● What you are asked to do: Repeat the material exactly, leaving nothing out.

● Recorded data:
== == ==

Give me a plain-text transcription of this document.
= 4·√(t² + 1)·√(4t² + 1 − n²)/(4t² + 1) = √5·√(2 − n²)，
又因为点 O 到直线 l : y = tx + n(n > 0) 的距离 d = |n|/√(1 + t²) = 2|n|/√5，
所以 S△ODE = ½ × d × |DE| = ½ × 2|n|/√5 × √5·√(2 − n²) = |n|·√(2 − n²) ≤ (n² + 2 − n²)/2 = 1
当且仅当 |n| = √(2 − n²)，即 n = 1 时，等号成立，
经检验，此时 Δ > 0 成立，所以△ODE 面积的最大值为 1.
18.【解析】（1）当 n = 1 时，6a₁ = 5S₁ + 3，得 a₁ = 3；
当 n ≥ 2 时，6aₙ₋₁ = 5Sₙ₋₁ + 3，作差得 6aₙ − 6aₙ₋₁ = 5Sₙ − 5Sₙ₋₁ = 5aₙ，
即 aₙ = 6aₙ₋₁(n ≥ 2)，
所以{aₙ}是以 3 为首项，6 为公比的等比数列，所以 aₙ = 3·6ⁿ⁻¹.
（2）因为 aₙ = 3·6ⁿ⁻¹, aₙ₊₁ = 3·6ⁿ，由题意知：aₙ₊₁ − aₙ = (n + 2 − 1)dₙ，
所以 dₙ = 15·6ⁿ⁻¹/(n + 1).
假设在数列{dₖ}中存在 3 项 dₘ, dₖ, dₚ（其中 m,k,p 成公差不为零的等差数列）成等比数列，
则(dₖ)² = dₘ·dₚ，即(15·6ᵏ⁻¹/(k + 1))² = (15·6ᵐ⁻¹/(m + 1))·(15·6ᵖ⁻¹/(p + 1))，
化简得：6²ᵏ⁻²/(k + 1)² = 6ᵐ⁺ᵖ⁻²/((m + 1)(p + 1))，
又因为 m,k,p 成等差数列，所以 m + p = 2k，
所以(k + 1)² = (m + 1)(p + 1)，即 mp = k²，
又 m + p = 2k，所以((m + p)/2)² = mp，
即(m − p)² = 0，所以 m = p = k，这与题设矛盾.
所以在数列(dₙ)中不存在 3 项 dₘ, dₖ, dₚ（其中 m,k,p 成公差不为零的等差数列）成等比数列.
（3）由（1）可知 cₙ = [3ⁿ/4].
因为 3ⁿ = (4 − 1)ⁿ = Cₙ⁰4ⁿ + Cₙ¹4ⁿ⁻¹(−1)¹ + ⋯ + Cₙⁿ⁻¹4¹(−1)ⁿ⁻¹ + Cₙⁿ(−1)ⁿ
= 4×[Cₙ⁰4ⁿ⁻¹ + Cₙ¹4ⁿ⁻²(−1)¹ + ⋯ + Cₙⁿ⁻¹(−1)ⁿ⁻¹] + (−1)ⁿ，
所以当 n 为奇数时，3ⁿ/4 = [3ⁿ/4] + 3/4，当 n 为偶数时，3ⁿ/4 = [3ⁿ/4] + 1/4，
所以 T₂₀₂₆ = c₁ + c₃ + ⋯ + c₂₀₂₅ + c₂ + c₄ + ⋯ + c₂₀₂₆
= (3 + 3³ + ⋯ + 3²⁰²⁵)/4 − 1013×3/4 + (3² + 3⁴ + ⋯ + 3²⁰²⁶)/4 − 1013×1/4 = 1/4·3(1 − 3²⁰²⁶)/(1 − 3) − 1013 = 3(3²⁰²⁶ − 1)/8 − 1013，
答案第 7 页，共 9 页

== == ==

● Exercise answer:
Give me a plain-text transcription of this document.
= 4·√(t² + 1)·√(4t² + 1 − n²)/(4t² + 1) = √5·√(2 − n²)，
又因为点 O 到直线 l : y = tx + n(n > 0) 的距离 d = |n|/√(1 + t²) = 2|n|/√5，
所以 S△ODE = ½ × d × |DE| = ½ × 2|n|/√5 × √5·√(2 − n²) = |n|·√(2 − n²) ≤ (n² + 2 − n²)/2 = 1
当且仅当 |n| = √(2 − n²)，即 n = 1 时，等号成立，
经检验，此时 Δ > 0 成立，所以△ODE 面积的最大值为 1.
18.【解析】（1）当 n = 1 时，6a₁ = 5S₁ + 3，得 a₁ = 3；
当 n ≥ 2 时，6aₙ₋₁ = 5Sₙ₋₁ + 3，作差得 6aₙ − 6aₙ₋₁ = 5Sₙ − 5Sₙ₋₁ = 5aₙ，
即 aₙ = 6aₙ₋₁(n ≥ 2)，
所以{aₙ}是以 3 为首项，6 为公比的等比数列，所以 aₙ = 3·6ⁿ⁻¹.
（2）因为 aₙ = 3·6ⁿ⁻¹, aₙ₊₁ = 3·6ⁿ，由题意知：aₙ₊₁ − aₙ = (n + 2 − 1)dₙ，
所以 dₙ = 15·6ⁿ⁻¹/(n + 1).
假设在数列{dₖ}中存在 3 项 dₘ, dₖ, dₚ（其中 m,k,p 成公差不为零的等差数列）成等比数列，
则(dₖ)² = dₘ·dₚ，即(15·6ᵏ⁻¹/(k + 1))² = (15·6ᵐ⁻¹/(m + 1))·(15·6ᵖ⁻¹/(p + 1))，
化简得：6²ᵏ⁻²/(k + 1)² = 6ᵐ⁺ᵖ⁻²/((m + 1)(p + 1))，
又因为 m,k,p 成等差数列，所以 m + p = 2k，
所以(k + 1)² = (m + 1)(p + 1)，即 mp = k²，
又 m + p = 2k，所以((m + p)/2)² = mp，
即(m − p)² = 0，所以 m = p = k，这与题设矛盾.
所以在数列(dₙ)中不存在 3 项 dₘ, dₖ, dₚ（其中 m,k,p 成公差不为零的等差数列）成等比数列.
（3）由（1）可知 cₙ = [3ⁿ/4].
因为 3ⁿ = (4 − 1)ⁿ = Cₙ⁰4ⁿ + Cₙ¹4ⁿ⁻¹(−1)¹ + ⋯ + Cₙⁿ⁻¹4¹(−1)ⁿ⁻¹ + Cₙⁿ(−1)ⁿ
= 4×[Cₙ⁰4ⁿ⁻¹ + Cₙ¹4ⁿ⁻²(−1)¹ + ⋯ + Cₙⁿ⁻¹(−1)ⁿ⁻¹] + (−1)ⁿ，
所以当 n 为奇数时，3ⁿ/4 = [3ⁿ/4] + 3/4，当 n 为偶数时，3ⁿ/4 = [3ⁿ/4] + 1/4，
所以 T₂₀₂₆ = c₁ + c₃ + ⋯ + c₂₀₂₅ + c₂ + c₄ + ⋯ + c₂₀₂₆
= (3 + 3³ + ⋯ + 3²⁰²⁵)/4 − 1013×3/4 + (3² + 3⁴ + ⋯ + 3²⁰²⁶)/4 − 1013×1/4 = 1/4·3(1 − 3²⁰²⁶)/(1 − 3) − 1013 = 3(3²⁰²⁶ − 1)/8 − 1013，
答案第 7 页，共 9 页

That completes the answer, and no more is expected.